- [TEXT PROVIDED]:
□ □ □ □ □

ITEM 8 (of Schedule 13e-3). FAIRNESS OF THE TRANSACTION.

         The first sentence of the introductory paragraph of the section of the
Offer to Purchase entitled "SPECIAL FACTORS - 4. FAIRNESS OF THE OFFER" at page
5 of the Offer to Purchase is amended to read as follows:

                  "The Board believes the Offer is fair to all holders of
         Shares, including unaffiliated holders, and the Board has unanimously
         approved the transaction."

         Paragraph (2) of the section of the Offer to Purchase entitled "SPECIAL
FACTORS - 4. FAIRNESS OF THE OFFER" at page 5 of the Offer to Purchase is
amended by changing the heading to read as follows:

                  "Current and Historical Market Prices and Premiums."

         The section of the Offer to Purchase entitled "SPECIAL FACTORS - 4.
FAIRNESS OF THE OFFER" is amended by deleting the last paragraph of that section
at page 6 of the Offer to Purchase and inserting the following paragraphs:

                  "(7) Net Book Value. The Board did not consider the net book
         value of the Company, because the Board believed that such value was an
         inaccurate measure of the Company's true value since such value only
         reflects accounting history expressed in nominal dollars and not the
         potential of a going concern.


                  (8) Going Concern Value. The Board considered the going
         concern value of the Company as part of its consideration of the
         analyses performed by FMV in preparing its preliminary opinion and as
         presented by FMV in its presentation to the Board. FMV's analyses with
         respect to the going concern value of the Company were based on the
         following methodologies: public company comparables, transaction
         comparables, discounted cash flow and stock price performance. See
         "SPECIAL FACTORS - 5. FAIRNESS OPINION."

□ □ □ □ □

- [LISTED ENTRIES]:
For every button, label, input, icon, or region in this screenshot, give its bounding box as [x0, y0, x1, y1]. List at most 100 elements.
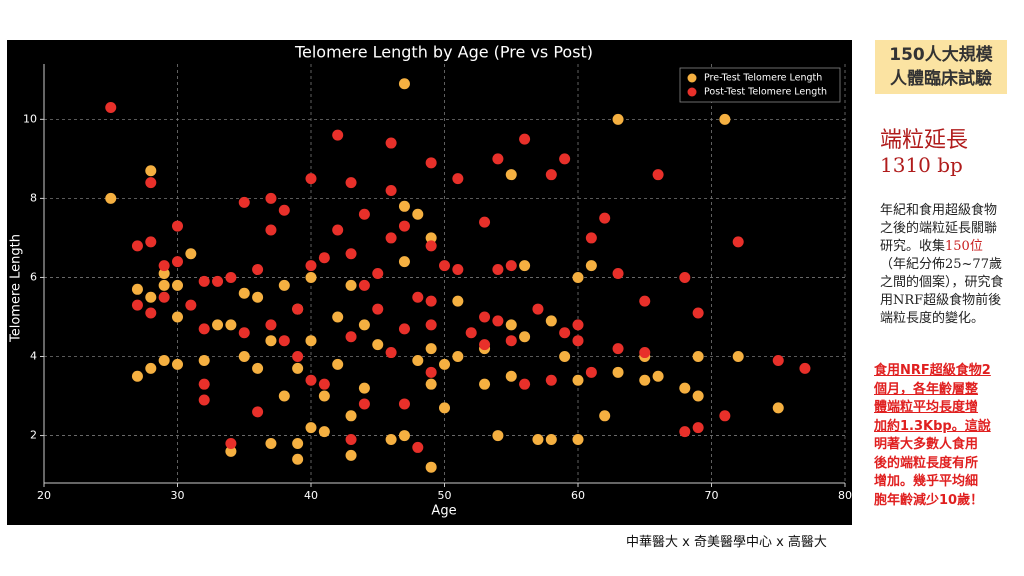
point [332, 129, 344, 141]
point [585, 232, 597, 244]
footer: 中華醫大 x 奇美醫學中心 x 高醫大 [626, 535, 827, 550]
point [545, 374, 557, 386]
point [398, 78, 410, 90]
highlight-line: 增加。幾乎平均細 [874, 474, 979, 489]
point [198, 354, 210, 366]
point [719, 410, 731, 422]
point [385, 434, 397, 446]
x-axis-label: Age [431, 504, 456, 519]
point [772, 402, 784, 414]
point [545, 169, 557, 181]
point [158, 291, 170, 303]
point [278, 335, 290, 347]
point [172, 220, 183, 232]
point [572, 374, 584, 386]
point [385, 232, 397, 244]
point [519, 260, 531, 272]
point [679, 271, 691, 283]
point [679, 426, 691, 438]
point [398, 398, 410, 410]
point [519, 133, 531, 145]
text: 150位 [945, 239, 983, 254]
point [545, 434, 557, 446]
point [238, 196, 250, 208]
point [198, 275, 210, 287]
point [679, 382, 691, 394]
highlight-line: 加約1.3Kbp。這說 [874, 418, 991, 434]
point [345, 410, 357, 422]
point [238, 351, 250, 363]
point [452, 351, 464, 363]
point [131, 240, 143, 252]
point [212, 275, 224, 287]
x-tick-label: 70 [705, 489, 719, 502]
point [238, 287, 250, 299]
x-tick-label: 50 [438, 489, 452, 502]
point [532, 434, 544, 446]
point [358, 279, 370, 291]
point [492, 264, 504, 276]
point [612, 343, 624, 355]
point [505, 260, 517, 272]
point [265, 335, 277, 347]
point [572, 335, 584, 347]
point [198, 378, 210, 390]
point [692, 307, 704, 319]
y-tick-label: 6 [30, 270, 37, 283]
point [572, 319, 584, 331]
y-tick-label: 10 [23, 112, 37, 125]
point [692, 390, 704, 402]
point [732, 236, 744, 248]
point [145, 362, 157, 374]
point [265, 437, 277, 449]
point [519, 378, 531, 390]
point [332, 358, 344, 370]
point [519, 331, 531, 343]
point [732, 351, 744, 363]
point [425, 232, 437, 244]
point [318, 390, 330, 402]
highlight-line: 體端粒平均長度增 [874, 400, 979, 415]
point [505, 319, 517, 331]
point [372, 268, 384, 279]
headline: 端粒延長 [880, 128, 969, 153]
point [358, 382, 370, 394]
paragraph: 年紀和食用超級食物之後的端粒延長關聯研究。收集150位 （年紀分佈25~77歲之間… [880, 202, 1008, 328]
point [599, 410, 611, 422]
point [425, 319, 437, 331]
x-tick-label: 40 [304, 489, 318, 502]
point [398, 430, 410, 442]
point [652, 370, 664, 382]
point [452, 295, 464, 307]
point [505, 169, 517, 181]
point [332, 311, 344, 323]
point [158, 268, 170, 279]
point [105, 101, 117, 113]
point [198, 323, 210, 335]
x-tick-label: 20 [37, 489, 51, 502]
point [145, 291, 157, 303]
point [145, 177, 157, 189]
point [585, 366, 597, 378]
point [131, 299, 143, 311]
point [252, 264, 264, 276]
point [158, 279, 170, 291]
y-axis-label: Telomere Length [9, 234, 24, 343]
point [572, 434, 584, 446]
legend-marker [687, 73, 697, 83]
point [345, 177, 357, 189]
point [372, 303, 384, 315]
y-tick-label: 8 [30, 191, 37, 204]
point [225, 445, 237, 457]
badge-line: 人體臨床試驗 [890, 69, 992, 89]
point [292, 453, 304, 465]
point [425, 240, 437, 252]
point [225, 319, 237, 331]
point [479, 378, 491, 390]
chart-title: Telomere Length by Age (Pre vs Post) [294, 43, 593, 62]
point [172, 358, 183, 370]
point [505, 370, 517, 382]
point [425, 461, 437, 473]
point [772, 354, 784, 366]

□ □ □ □ □

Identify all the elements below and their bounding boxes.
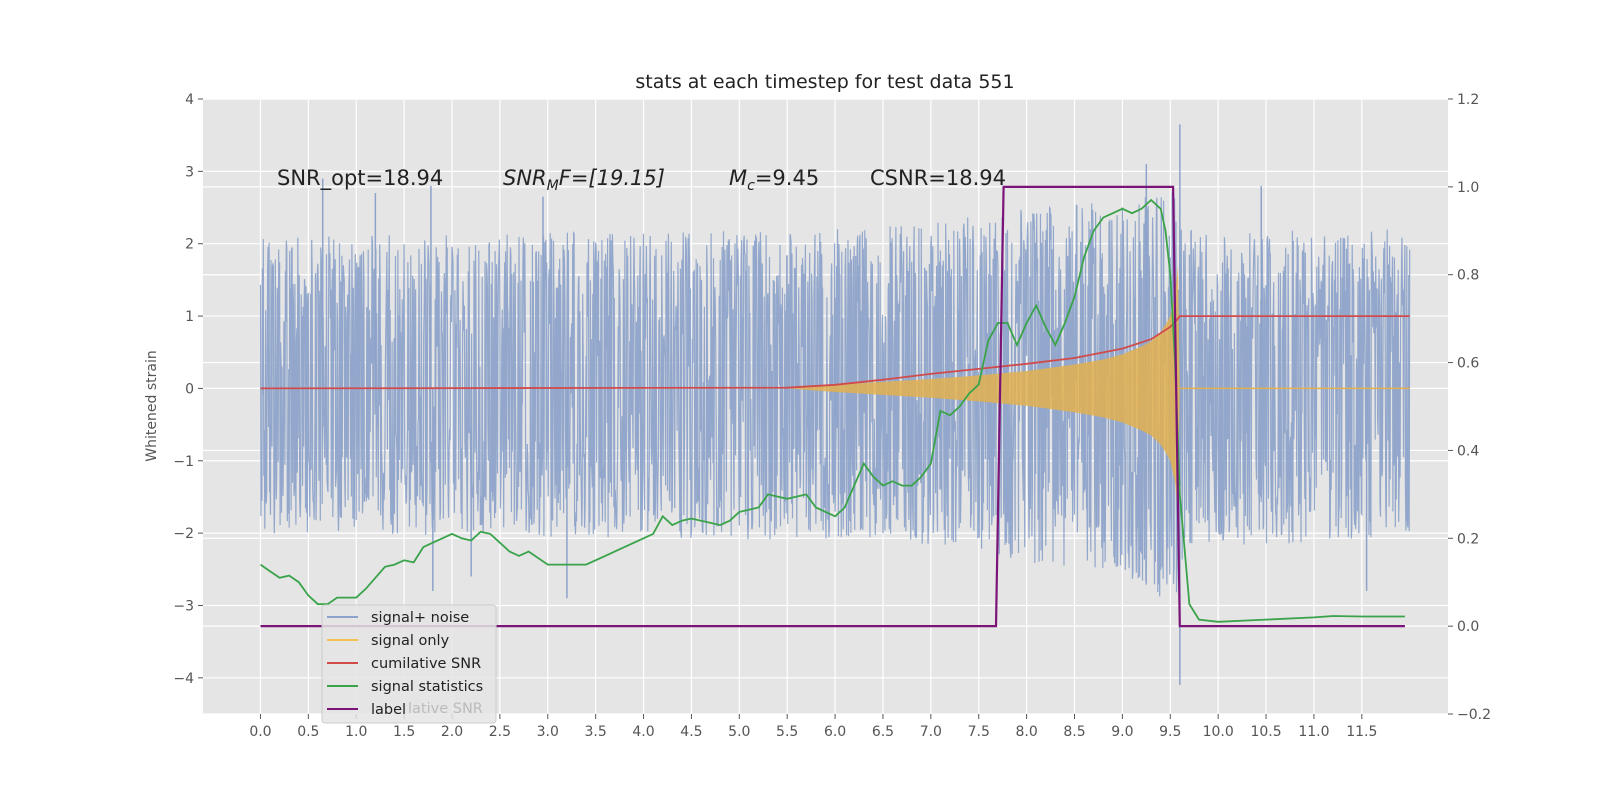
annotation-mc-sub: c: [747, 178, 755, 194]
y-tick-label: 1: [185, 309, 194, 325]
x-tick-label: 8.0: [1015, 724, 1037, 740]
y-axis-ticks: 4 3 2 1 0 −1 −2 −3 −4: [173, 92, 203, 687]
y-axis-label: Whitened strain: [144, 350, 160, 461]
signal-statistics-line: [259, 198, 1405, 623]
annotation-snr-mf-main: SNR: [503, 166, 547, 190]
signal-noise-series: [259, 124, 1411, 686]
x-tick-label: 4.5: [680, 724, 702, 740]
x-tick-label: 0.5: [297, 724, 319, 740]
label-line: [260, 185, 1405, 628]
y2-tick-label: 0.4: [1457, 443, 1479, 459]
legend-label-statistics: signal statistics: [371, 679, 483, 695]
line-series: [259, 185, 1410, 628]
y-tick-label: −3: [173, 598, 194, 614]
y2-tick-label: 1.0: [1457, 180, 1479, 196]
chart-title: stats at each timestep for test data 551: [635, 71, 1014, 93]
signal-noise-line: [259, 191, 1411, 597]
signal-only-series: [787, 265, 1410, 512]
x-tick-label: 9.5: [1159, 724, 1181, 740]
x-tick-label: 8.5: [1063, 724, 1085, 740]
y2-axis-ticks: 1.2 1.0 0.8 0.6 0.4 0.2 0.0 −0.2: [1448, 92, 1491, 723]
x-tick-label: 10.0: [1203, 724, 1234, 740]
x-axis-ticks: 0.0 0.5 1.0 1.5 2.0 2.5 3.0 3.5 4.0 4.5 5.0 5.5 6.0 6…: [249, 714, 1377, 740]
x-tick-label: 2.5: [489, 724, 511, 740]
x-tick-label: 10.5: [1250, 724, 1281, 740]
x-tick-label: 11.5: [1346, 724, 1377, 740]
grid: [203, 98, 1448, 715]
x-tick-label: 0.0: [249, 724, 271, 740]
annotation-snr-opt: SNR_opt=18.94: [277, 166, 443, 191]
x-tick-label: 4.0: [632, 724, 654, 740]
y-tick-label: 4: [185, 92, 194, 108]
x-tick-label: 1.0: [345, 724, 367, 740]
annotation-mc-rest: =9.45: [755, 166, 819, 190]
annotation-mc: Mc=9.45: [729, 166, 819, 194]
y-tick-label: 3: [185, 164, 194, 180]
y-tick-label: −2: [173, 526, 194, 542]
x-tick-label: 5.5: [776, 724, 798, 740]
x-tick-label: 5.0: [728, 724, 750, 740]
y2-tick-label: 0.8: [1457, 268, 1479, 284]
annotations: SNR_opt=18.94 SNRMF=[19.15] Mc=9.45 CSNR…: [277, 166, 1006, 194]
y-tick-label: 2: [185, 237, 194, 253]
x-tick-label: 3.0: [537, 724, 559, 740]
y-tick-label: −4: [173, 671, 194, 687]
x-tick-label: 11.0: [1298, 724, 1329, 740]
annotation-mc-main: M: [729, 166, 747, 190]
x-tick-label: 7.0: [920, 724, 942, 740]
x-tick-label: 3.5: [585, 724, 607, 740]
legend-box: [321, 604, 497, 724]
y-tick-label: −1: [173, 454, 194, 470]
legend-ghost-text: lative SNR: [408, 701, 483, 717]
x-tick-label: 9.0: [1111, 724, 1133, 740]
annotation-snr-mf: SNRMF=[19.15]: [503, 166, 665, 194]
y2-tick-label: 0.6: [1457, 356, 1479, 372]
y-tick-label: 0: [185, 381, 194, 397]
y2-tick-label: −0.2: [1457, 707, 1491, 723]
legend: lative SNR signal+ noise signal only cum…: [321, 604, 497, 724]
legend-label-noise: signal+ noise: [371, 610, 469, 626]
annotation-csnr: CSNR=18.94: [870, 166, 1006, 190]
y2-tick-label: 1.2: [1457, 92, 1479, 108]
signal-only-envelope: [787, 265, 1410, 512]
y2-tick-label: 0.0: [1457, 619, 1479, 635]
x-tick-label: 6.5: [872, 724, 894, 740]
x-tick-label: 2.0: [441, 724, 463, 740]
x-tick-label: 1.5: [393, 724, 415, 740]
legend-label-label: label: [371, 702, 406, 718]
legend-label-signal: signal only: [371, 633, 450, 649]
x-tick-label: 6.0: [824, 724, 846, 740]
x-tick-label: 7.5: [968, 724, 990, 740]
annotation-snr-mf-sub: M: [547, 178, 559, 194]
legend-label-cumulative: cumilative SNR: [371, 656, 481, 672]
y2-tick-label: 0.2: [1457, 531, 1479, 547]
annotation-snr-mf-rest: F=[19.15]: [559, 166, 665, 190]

□ □ □ □ □

- [COMPLETE THE FOLLOWING]:
1. According to the text on the fairness of the transaction, why did the Board not consider the Company's net book value?
2. Carry on the text on the fairness of the transaction, beginning after its final sentence.

- [TASK-BY-TASK RESULTS]:
1. The Board believed net book value was an inaccurate measure of the Company's true value because it reflects only accounting history expressed in nominal dollars, not the potential of a going concern.

2.
                  (9) Liquidation Value. The Board did not consider the
         liquidation value of the Company, because the Board believed that such
         value was an inaccurate measure of the Company's true value since the
         Company is a going concern.

                  (10) Purchase Price Paid in Previous Purchases of its Stock.
         The Board did not specifically consider the purchase prices paid by the
         Company in previous purchases of the Company's stock as such prices
         were equivalent to the market prices of the stock at the time such
         stock was repurchased; rather, the Board considered current and
         historical market prices of the Company's stock on a general basis as
         noted in subsection (2) above.

                  (11) Offers Received by the Company. The Board considered the
         fact that it had not received any offers for purchase of the Company
         that it considered viable. See "SPECIAL FACTORS - 1. BACKGROUND."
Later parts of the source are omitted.